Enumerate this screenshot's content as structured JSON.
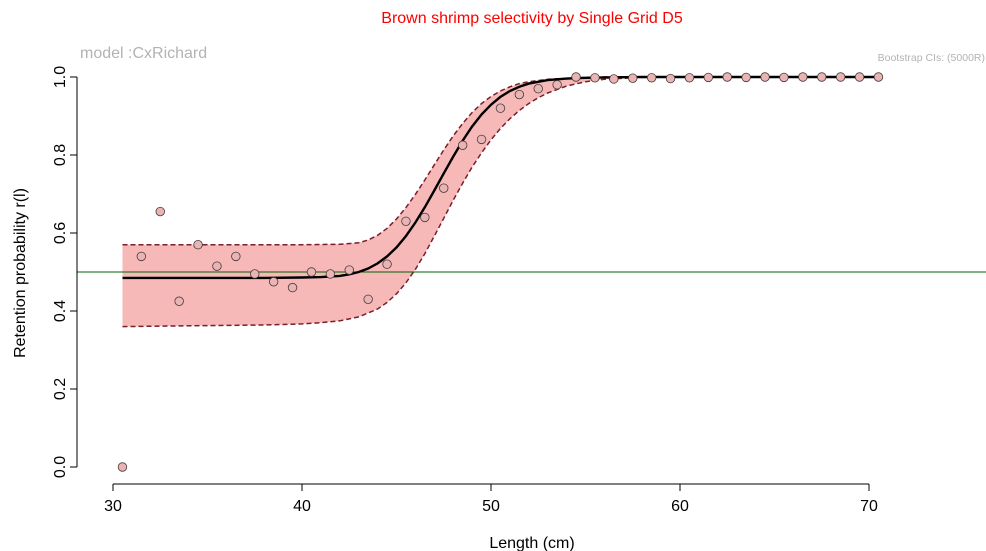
{
  "chart_data": {
    "type": "scatter",
    "title": "Brown shrimp selectivity by Single Grid D5",
    "subtitle_left": "model :CxRichard",
    "subtitle_right": "Bootstrap CIs: (5000R)",
    "xlabel": "Length (cm)",
    "ylabel": "Retention probability r(l)",
    "xlim": [
      30.5,
      70.5
    ],
    "ylim": [
      0,
      1
    ],
    "xticks": [
      30,
      40,
      50,
      60,
      70
    ],
    "yticks": [
      0.0,
      0.2,
      0.4,
      0.6,
      0.8,
      1.0
    ],
    "ytick_labels": [
      "0.0",
      "0.2",
      "0.4",
      "0.6",
      "0.8",
      "1.0"
    ],
    "reference_line": {
      "y": 0.5,
      "color": "#006400"
    },
    "series": [
      {
        "kind": "points",
        "fill": "#e8b4b4",
        "x": [
          30.5,
          31.5,
          32.5,
          33.5,
          34.5,
          35.5,
          36.5,
          37.5,
          38.5,
          39.5,
          40.5,
          41.5,
          42.5,
          43.5,
          44.5,
          45.5,
          46.5,
          47.5,
          48.5,
          49.5,
          50.5,
          51.5,
          52.5,
          53.5,
          54.5,
          55.5,
          56.5,
          57.5,
          58.5,
          59.5,
          60.5,
          61.5,
          62.5,
          63.5,
          64.5,
          65.5,
          66.5,
          67.5,
          68.5,
          69.5,
          70.5
        ],
        "y": [
          0.0,
          0.54,
          0.655,
          0.425,
          0.57,
          0.515,
          0.54,
          0.495,
          0.475,
          0.46,
          0.5,
          0.495,
          0.505,
          0.43,
          0.52,
          0.63,
          0.64,
          0.715,
          0.825,
          0.84,
          0.92,
          0.955,
          0.97,
          0.98,
          1.0,
          0.998,
          0.995,
          0.997,
          0.998,
          0.996,
          0.998,
          0.999,
          1.0,
          0.999,
          1.0,
          0.999,
          1.0,
          1.0,
          1.0,
          1.0,
          1.0
        ]
      },
      {
        "kind": "fitted_curve",
        "color": "#000000",
        "x": [
          30.5,
          32,
          34,
          36,
          38,
          40,
          41,
          42,
          42.5,
          43,
          43.5,
          44,
          44.5,
          45,
          45.5,
          46,
          46.5,
          47,
          47.5,
          48,
          48.5,
          49,
          49.5,
          50,
          50.5,
          51,
          51.5,
          52,
          53,
          54,
          55,
          56,
          58,
          60,
          65,
          70.5
        ],
        "y": [
          0.485,
          0.485,
          0.485,
          0.485,
          0.485,
          0.486,
          0.487,
          0.49,
          0.494,
          0.5,
          0.509,
          0.522,
          0.54,
          0.563,
          0.592,
          0.627,
          0.666,
          0.709,
          0.753,
          0.796,
          0.837,
          0.873,
          0.904,
          0.929,
          0.949,
          0.964,
          0.975,
          0.983,
          0.992,
          0.996,
          0.998,
          0.999,
          1.0,
          1.0,
          1.0,
          1.0
        ]
      },
      {
        "kind": "ci_upper",
        "color": "#7a1f2a",
        "x": [
          30.5,
          34,
          38,
          40,
          42,
          43,
          43.5,
          44,
          44.5,
          45,
          45.5,
          46,
          46.5,
          47,
          47.5,
          48,
          48.5,
          49,
          49.5,
          50,
          50.5,
          51,
          51.5,
          52,
          53,
          54,
          55,
          56,
          58,
          60,
          65,
          70.5
        ],
        "y": [
          0.57,
          0.57,
          0.57,
          0.57,
          0.571,
          0.575,
          0.582,
          0.594,
          0.612,
          0.636,
          0.665,
          0.699,
          0.736,
          0.775,
          0.813,
          0.849,
          0.881,
          0.909,
          0.932,
          0.95,
          0.964,
          0.975,
          0.983,
          0.988,
          0.994,
          0.997,
          0.999,
          1.0,
          1.0,
          1.0,
          1.0,
          1.0
        ]
      },
      {
        "kind": "ci_lower",
        "color": "#7a1f2a",
        "x": [
          30.5,
          34,
          38,
          40,
          41,
          42,
          43,
          44,
          44.5,
          45,
          45.5,
          46,
          46.5,
          47,
          47.5,
          48,
          48.5,
          49,
          49.5,
          50,
          50.5,
          51,
          51.5,
          52,
          52.5,
          53,
          54,
          55,
          56,
          58,
          60,
          65,
          70.5
        ],
        "y": [
          0.36,
          0.362,
          0.364,
          0.367,
          0.37,
          0.375,
          0.385,
          0.405,
          0.422,
          0.444,
          0.472,
          0.507,
          0.547,
          0.592,
          0.638,
          0.684,
          0.728,
          0.769,
          0.806,
          0.839,
          0.868,
          0.893,
          0.914,
          0.932,
          0.947,
          0.959,
          0.977,
          0.988,
          0.994,
          0.999,
          1.0,
          1.0,
          1.0
        ]
      }
    ],
    "ci_fill_color": "#f7b8b8",
    "grid": false
  }
}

====================

Set exercise: In the records above, how many lines include the string "kind"? Answer with only the number.

Task output: 4